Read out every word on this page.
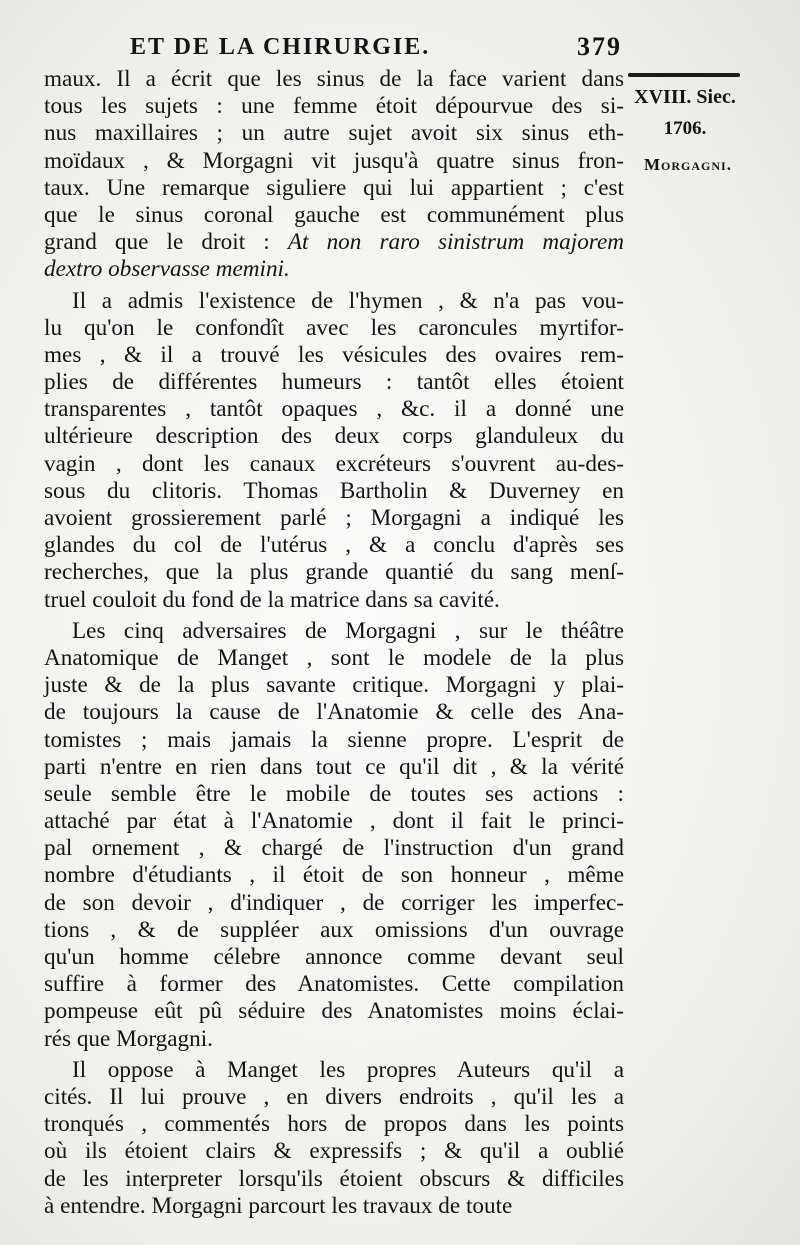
ET DE LA CHIRURGIE.	379
XVIII. Siec.
1706.
Morgagni.
maux. Il a écrit que les sinus de la face varient dans
tous les sujets : une femme étoit dépourvue des si-
nus maxillaires ; un autre sujet avoit six sinus eth-
moïdaux , & Morgagni vit jusqu'à quatre sinus fron-
taux. Une remarque siguliere qui lui appartient ; c'est
que le sinus coronal gauche est communément plus
grand que le droit : At non raro sinistrum majorem
dextro observasse memini.
Il a admis l'existence de l'hymen , & n'a pas vou-
lu qu'on le confondît avec les caroncules myrtifor-
mes , & il a trouvé les vésicules des ovaires rem-
plies de différentes humeurs : tantôt elles étoient
transparentes , tantôt opaques , &c. il a donné une
ultérieure description des deux corps glanduleux du
vagin , dont les canaux excréteurs s'ouvrent au-des-
sous du clitoris. Thomas Bartholin & Duverney en
avoient grossierement parlé ; Morgagni a indiqué les
glandes du col de l'utérus , & a conclu d'après ses
recherches, que la plus grande quantié du sang menſ-
truel couloit du fond de la matrice dans sa cavité.
Les cinq adversaires de Morgagni , sur le théâtre
Anatomique de Manget , sont le modele de la plus
juste & de la plus savante critique. Morgagni y plai-
de toujours la cause de l'Anatomie & celle des Ana-
tomistes ; mais jamais la sienne propre. L'esprit de
parti n'entre en rien dans tout ce qu'il dit , & la vérité
seule semble être le mobile de toutes ses actions :
attaché par état à l'Anatomie , dont il fait le princi-
pal ornement , & chargé de l'instruction d'un grand
nombre d'étudiants , il étoit de son honneur , même
de son devoir , d'indiquer , de corriger les imperfec-
tions , & de suppléer aux omissions d'un ouvrage
qu'un homme célebre annonce comme devant seul
suffire à former des Anatomistes. Cette compilation
pompeuse eût pû séduire des Anatomistes moins éclai-
rés que Morgagni.
Il oppose à Manget les propres Auteurs qu'il a
cités. Il lui prouve , en divers endroits , qu'il les a
tronqués , commentés hors de propos dans les points
où ils étoient clairs & expressifs ; & qu'il a oublié
de les interpreter lorsqu'ils étoient obscurs & difficiles
à entendre. Morgagni parcourt les travaux de toute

▸ EXERCISE BRIEF
Which lines hold the word "tantôt"? Return all of them from the records above.

▸ OUTPUT OF THE EXERCISE
plies de différentes humeurs : tantôt elles étoient
transparentes , tantôt opaques , &c. il a donné une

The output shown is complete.